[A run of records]
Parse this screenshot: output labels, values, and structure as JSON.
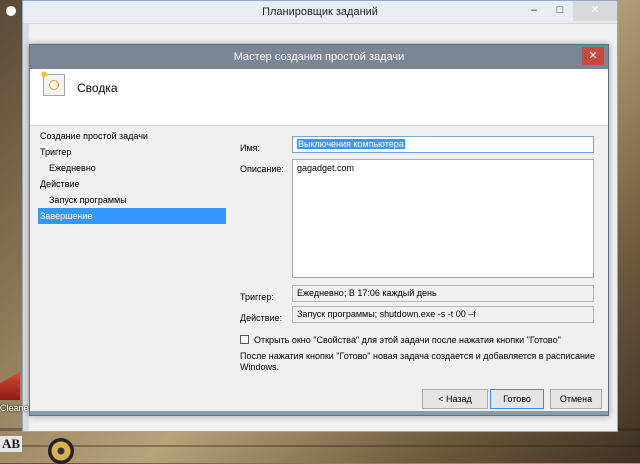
{
  "parent_window": {
    "title": "Планировщик заданий",
    "controls": {
      "minimize": "–",
      "maximize": "□",
      "close": "✕"
    }
  },
  "dialog": {
    "title": "Мастер создания простой задачи",
    "close": "✕",
    "header_title": "Сводка"
  },
  "nav": [
    {
      "label": "Создание простой задачи",
      "indent": false,
      "selected": false
    },
    {
      "label": "Триггер",
      "indent": false,
      "selected": false
    },
    {
      "label": "Ежедневно",
      "indent": true,
      "selected": false
    },
    {
      "label": "Действие",
      "indent": false,
      "selected": false
    },
    {
      "label": "Запуск программы",
      "indent": true,
      "selected": false
    },
    {
      "label": "Завершение",
      "indent": false,
      "selected": true
    }
  ],
  "summary": {
    "name_label": "Имя:",
    "name_value": "Выключения компьютера",
    "description_label": "Описание:",
    "description_value": "gagadget.com",
    "trigger_label": "Триггер:",
    "trigger_value": "Ежедневно; В 17:06 каждый день",
    "action_label": "Действие:",
    "action_value": "Запуск программы; shutdown.exe -s -t 00 –f",
    "checkbox_label": "Открыть окно \"Свойства\" для этой задачи после нажатия кнопки \"Готово\"",
    "checkbox_checked": false,
    "info_text": "После нажатия кнопки \"Готово\" новая задача создается и добавляется в расписание Windows."
  },
  "buttons": {
    "back": "< Назад",
    "finish": "Готово",
    "cancel": "Отмена"
  },
  "desktop": {
    "cleaner_label": "Cleane",
    "abc_label": "AB"
  }
}
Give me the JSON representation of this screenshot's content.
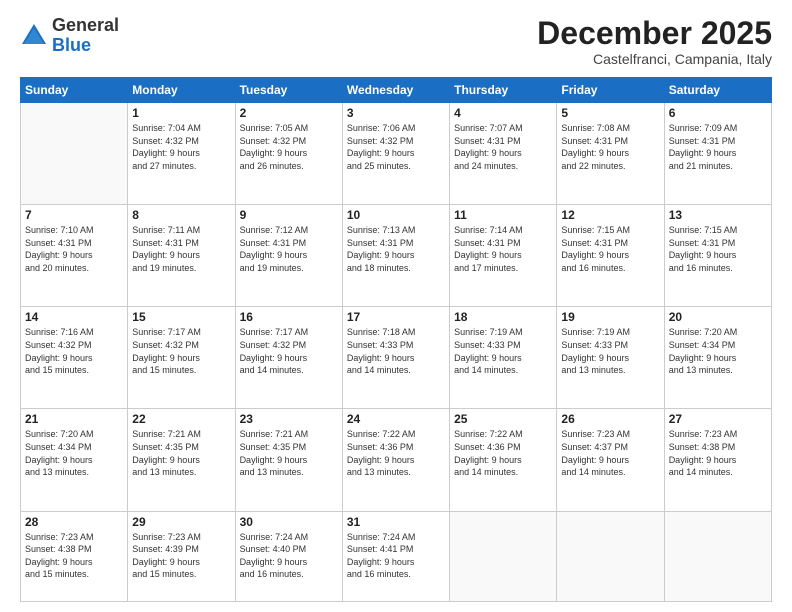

Task description -> Among the lines of the data above, count those holding "screenshot" and state only the number.

The completed task -> 2